[WHAT NEEDS TO BE DONE]
Copy out all the lines in the records that include the word "Electric".

::: THE RECORDS :::

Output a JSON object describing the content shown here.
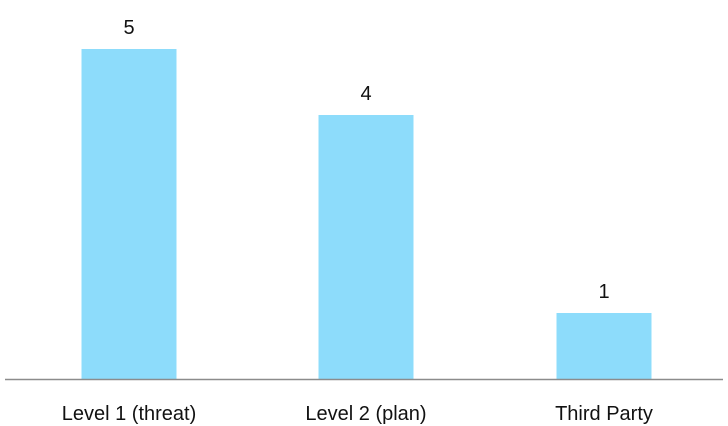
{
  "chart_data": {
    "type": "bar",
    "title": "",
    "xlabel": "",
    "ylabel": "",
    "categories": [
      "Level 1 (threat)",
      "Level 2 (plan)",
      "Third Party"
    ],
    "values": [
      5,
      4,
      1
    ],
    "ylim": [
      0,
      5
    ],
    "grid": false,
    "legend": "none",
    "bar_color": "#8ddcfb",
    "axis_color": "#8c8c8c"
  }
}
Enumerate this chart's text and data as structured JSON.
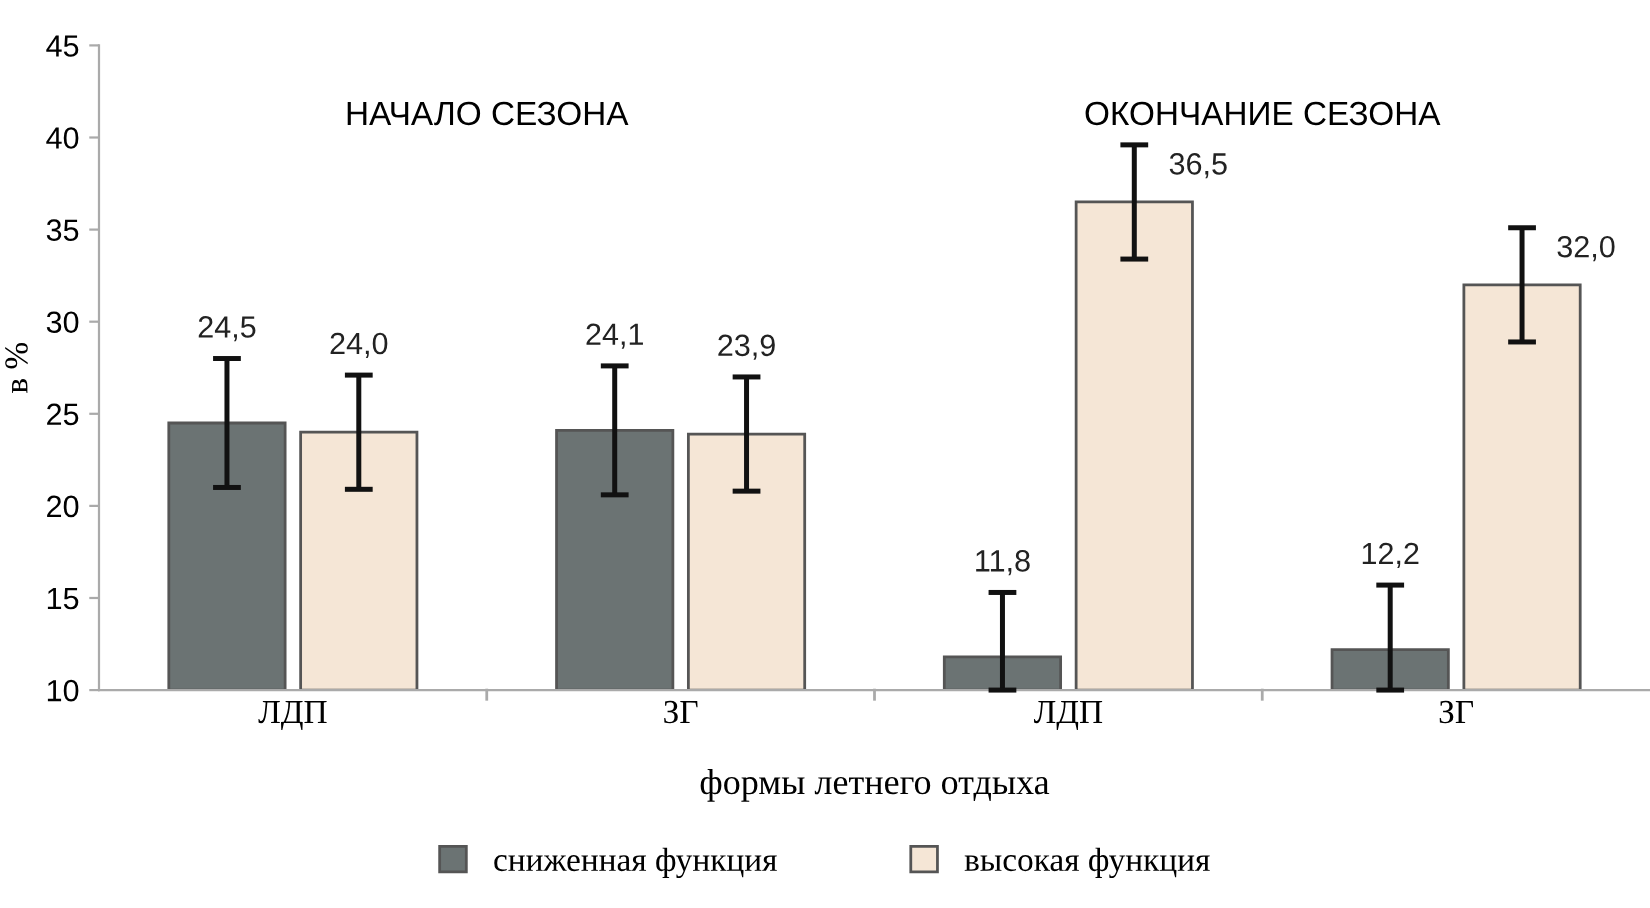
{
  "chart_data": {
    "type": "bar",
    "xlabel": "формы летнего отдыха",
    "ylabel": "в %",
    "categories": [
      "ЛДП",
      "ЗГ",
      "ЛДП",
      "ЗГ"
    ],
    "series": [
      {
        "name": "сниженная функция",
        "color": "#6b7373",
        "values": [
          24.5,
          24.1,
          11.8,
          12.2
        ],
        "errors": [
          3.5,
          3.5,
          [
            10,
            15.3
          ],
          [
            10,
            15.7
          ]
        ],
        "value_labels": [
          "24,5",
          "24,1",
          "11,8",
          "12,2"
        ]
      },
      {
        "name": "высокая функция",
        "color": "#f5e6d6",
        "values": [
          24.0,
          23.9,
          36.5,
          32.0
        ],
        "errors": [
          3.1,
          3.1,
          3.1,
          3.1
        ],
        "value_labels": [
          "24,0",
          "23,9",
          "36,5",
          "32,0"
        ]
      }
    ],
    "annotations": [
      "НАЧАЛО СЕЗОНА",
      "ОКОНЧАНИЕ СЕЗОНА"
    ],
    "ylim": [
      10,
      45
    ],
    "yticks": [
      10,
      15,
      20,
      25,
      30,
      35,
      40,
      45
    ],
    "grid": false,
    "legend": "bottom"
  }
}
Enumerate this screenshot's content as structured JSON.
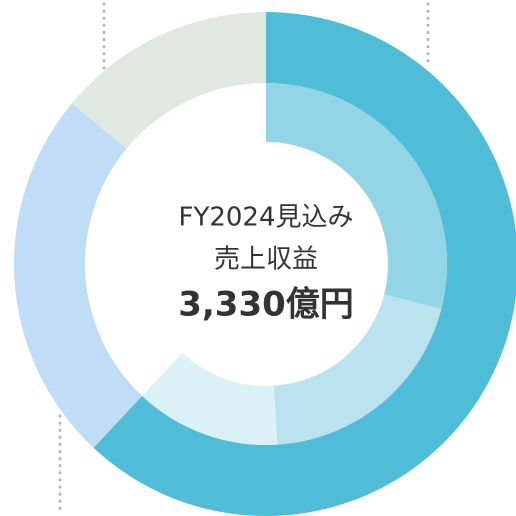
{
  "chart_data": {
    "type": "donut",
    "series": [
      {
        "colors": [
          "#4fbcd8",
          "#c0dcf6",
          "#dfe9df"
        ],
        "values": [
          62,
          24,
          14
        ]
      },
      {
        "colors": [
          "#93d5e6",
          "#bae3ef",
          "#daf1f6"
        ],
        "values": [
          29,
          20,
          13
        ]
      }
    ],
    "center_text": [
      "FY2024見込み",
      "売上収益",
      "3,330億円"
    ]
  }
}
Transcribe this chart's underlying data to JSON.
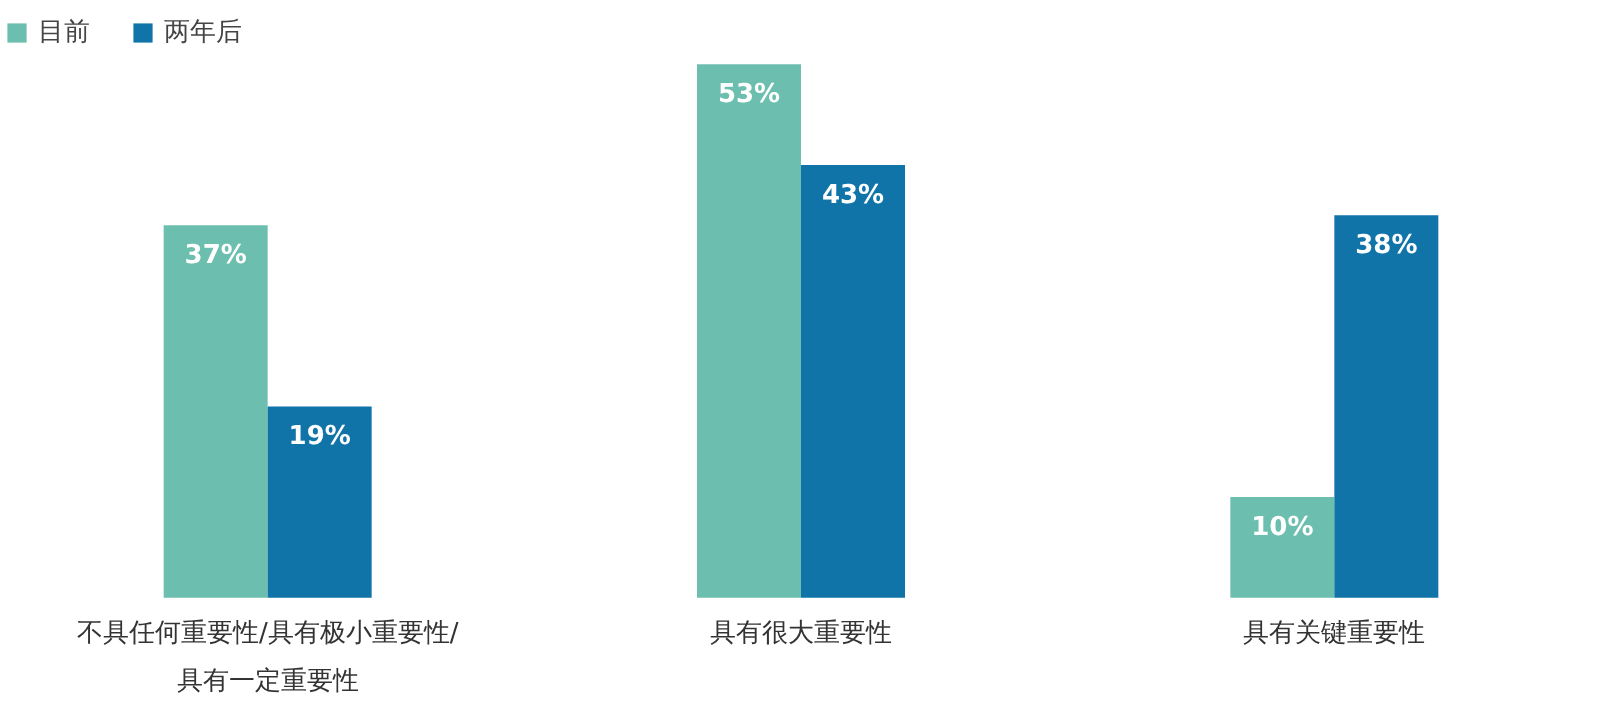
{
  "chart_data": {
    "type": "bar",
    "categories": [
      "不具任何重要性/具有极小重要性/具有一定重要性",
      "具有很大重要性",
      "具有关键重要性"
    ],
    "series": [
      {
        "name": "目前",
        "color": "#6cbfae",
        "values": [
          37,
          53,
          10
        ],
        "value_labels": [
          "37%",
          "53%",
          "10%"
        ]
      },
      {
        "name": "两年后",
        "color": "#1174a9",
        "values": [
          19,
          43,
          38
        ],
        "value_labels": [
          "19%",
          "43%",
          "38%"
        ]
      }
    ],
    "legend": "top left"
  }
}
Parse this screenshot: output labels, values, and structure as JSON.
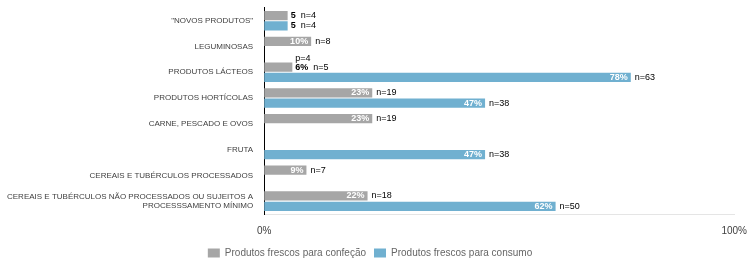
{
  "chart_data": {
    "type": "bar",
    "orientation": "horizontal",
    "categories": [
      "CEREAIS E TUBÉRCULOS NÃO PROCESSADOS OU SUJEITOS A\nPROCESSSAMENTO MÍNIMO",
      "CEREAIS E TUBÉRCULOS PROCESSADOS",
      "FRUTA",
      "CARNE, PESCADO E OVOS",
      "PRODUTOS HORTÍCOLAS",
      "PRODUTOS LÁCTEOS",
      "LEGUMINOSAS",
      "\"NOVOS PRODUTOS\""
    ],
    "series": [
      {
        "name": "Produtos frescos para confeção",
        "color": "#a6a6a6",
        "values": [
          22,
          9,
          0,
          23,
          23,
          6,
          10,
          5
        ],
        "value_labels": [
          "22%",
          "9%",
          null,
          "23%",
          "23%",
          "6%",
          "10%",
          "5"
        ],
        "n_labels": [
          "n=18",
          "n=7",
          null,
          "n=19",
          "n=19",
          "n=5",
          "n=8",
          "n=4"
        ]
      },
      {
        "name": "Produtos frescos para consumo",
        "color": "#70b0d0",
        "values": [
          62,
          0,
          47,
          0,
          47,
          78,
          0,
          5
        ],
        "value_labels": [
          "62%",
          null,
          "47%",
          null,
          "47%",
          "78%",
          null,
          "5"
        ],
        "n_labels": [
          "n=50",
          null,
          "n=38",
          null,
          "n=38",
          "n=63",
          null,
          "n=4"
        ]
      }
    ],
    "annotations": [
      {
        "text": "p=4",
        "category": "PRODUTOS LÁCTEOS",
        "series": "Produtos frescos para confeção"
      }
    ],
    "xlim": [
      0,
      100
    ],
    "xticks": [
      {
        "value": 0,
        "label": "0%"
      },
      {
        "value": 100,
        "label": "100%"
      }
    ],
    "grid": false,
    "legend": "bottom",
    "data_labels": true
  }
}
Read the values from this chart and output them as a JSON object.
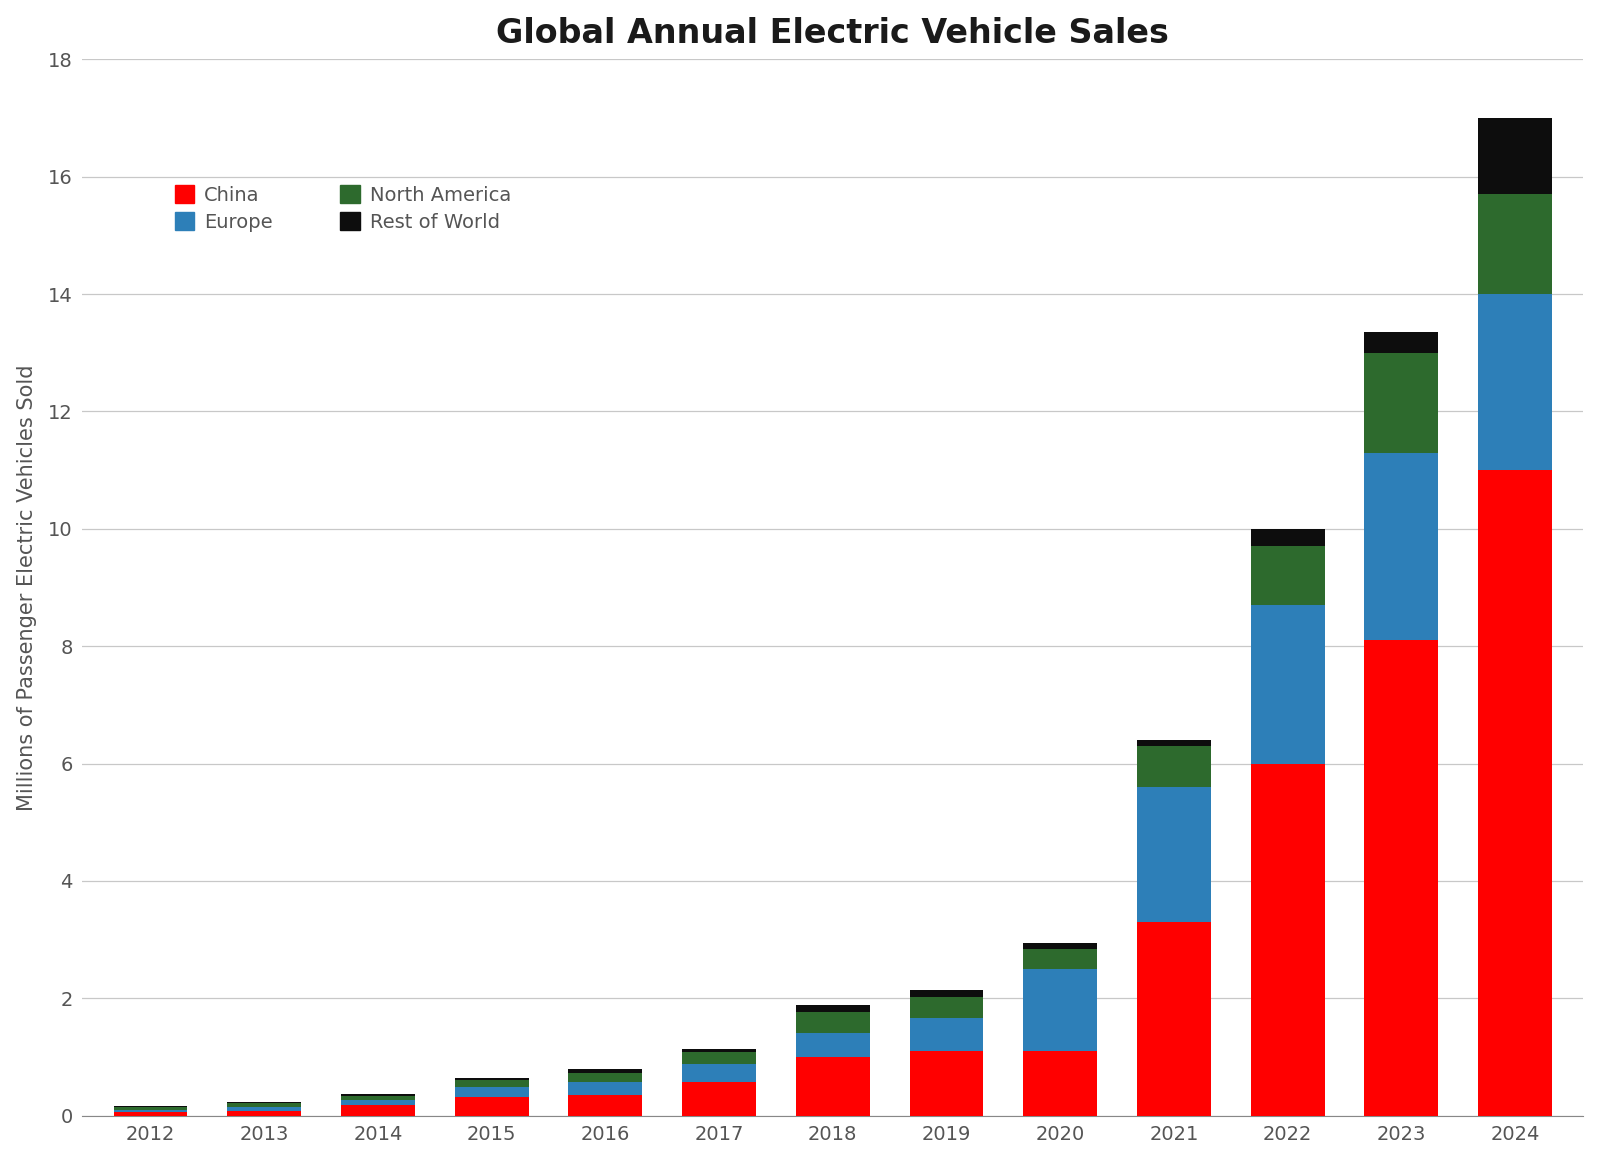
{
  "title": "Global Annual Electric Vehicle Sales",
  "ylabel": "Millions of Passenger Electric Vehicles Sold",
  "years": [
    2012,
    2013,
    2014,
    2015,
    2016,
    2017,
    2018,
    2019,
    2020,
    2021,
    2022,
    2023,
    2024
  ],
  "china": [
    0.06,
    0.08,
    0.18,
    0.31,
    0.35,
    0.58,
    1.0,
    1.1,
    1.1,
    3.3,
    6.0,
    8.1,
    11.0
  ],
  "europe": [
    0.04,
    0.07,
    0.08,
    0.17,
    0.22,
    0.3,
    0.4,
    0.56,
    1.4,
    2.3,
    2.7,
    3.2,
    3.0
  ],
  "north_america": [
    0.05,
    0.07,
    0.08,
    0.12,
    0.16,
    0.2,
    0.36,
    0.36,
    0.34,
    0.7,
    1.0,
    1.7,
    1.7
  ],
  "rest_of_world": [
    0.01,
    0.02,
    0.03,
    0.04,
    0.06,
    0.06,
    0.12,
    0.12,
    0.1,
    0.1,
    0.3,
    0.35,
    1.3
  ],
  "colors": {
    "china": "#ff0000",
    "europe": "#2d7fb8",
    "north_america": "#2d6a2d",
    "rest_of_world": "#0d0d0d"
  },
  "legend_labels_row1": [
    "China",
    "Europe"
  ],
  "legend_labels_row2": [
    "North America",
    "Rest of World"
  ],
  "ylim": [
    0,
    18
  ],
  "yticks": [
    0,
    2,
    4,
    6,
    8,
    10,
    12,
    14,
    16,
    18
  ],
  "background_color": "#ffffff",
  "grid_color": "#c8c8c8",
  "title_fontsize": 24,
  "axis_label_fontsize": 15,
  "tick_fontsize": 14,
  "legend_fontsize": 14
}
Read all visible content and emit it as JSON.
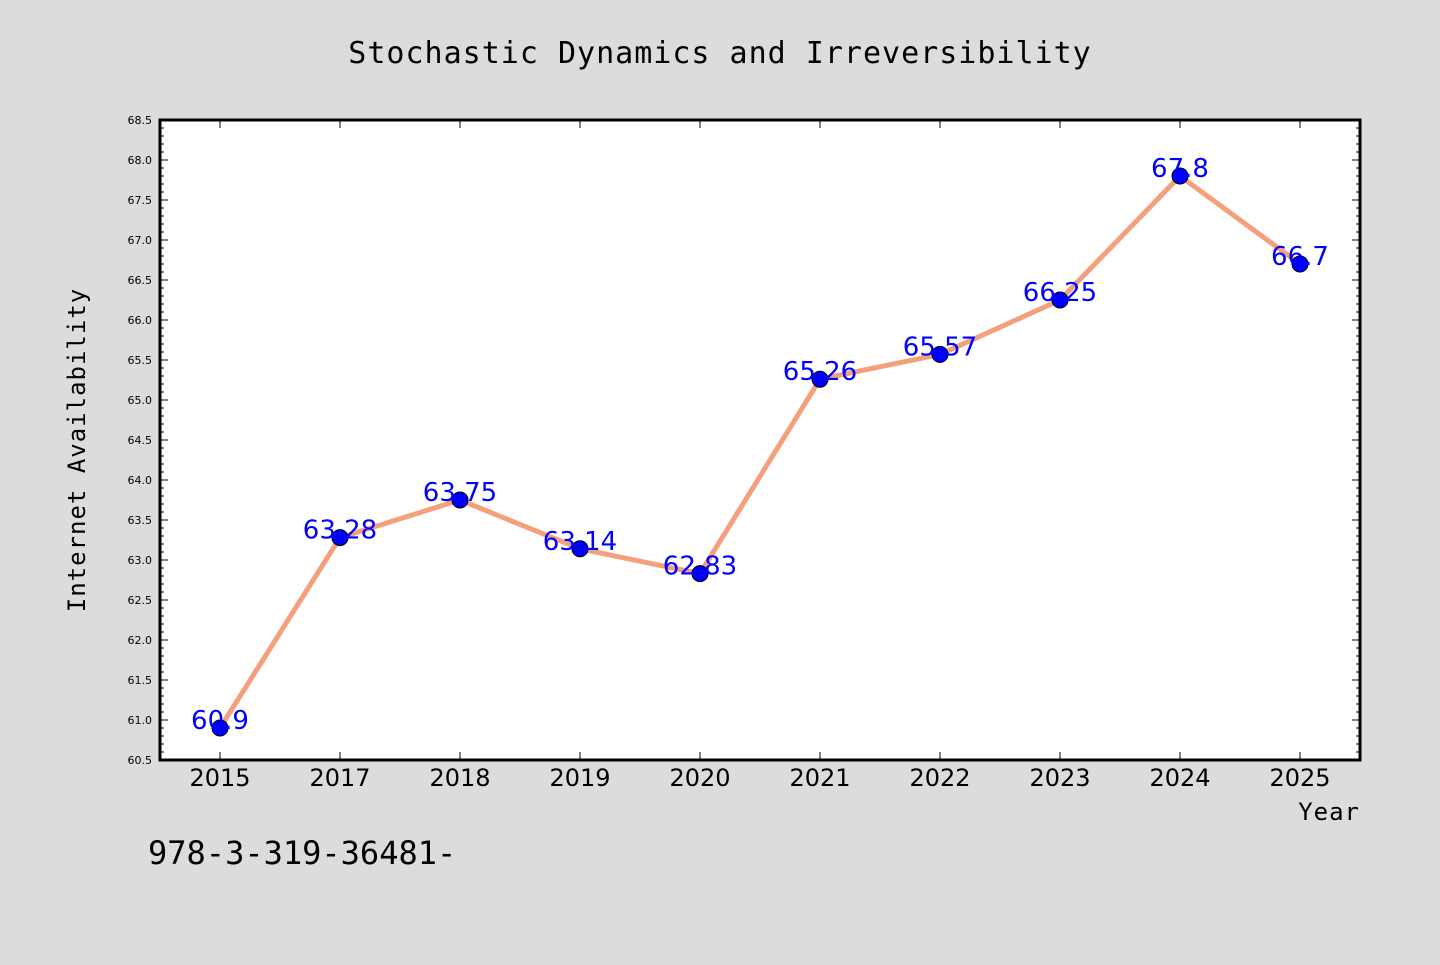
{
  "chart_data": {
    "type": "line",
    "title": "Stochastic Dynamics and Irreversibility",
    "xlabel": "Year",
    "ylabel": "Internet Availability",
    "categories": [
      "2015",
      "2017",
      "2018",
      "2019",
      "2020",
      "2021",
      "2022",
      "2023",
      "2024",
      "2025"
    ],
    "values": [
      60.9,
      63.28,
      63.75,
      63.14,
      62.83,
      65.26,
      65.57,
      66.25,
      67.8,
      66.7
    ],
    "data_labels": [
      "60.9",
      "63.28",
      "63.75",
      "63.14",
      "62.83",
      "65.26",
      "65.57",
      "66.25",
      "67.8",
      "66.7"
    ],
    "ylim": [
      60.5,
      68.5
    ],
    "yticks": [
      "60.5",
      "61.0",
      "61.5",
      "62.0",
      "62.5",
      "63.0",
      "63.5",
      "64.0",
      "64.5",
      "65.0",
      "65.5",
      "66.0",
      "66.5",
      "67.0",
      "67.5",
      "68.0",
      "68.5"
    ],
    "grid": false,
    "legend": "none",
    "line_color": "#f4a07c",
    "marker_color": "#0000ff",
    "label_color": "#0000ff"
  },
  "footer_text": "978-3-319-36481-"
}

:::

[SOLVED PROBLEM]
  "title": "Global Annual Electric Vehicle Sales",
  "ylabel": "Millions of Passenger Electric Vehicles Sold",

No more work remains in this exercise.